■ Exercise
Review the material and extract every line in which the word "image" occurs.

(Items from a figure collection)

>> begin

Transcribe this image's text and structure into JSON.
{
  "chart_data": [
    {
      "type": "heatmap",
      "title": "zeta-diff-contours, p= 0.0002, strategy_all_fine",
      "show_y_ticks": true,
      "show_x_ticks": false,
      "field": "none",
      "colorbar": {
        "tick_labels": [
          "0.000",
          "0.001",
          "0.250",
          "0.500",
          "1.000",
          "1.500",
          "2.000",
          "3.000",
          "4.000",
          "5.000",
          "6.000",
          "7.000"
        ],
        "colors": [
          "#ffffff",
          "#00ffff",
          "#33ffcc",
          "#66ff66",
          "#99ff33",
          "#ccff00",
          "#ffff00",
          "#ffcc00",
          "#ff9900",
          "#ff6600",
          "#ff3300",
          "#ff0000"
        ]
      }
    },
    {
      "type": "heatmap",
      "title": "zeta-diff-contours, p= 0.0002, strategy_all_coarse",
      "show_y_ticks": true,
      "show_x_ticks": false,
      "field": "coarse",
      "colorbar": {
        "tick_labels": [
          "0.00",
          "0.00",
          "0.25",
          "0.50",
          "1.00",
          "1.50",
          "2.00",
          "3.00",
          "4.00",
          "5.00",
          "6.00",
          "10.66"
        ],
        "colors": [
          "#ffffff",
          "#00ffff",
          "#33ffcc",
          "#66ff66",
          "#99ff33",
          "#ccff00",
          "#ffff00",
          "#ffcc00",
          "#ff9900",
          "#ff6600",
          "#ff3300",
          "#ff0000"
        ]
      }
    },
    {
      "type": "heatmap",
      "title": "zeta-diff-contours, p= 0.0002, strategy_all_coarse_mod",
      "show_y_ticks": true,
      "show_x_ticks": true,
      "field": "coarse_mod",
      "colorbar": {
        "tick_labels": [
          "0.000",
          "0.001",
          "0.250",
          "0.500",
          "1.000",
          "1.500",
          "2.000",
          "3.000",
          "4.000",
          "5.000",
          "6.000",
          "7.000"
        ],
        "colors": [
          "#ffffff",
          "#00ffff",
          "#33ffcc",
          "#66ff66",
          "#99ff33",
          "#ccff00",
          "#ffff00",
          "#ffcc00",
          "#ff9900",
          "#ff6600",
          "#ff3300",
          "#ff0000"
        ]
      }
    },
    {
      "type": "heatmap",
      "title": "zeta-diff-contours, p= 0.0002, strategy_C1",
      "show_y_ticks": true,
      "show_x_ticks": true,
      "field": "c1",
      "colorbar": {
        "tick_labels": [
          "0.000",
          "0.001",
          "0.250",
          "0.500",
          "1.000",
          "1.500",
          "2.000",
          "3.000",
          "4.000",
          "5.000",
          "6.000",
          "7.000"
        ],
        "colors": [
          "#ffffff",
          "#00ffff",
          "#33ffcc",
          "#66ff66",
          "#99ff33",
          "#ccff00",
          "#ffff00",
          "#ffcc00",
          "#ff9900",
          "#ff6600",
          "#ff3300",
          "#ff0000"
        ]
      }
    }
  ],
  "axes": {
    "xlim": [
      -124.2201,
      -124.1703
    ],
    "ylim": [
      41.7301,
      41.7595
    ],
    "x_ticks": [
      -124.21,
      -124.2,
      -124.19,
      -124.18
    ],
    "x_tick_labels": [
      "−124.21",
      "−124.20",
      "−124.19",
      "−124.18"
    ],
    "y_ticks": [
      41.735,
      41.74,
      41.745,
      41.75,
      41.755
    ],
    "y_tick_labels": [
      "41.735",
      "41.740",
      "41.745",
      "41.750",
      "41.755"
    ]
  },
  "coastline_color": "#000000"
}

>> end
>> begin

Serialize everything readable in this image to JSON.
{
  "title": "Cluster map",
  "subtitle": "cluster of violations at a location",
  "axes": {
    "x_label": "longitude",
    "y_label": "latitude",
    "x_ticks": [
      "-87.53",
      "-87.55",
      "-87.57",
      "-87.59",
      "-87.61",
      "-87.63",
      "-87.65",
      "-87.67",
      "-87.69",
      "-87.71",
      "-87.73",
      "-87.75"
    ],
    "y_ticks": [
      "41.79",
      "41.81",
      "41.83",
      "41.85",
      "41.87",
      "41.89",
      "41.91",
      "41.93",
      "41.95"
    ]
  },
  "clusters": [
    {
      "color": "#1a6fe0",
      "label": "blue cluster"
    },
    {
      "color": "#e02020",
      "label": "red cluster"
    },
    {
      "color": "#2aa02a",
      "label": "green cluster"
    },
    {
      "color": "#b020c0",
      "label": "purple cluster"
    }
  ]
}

>> end

■ Answer to this task
Transcribe this image's text and structure into JSON.
Serialize everything readable in this image to JSON.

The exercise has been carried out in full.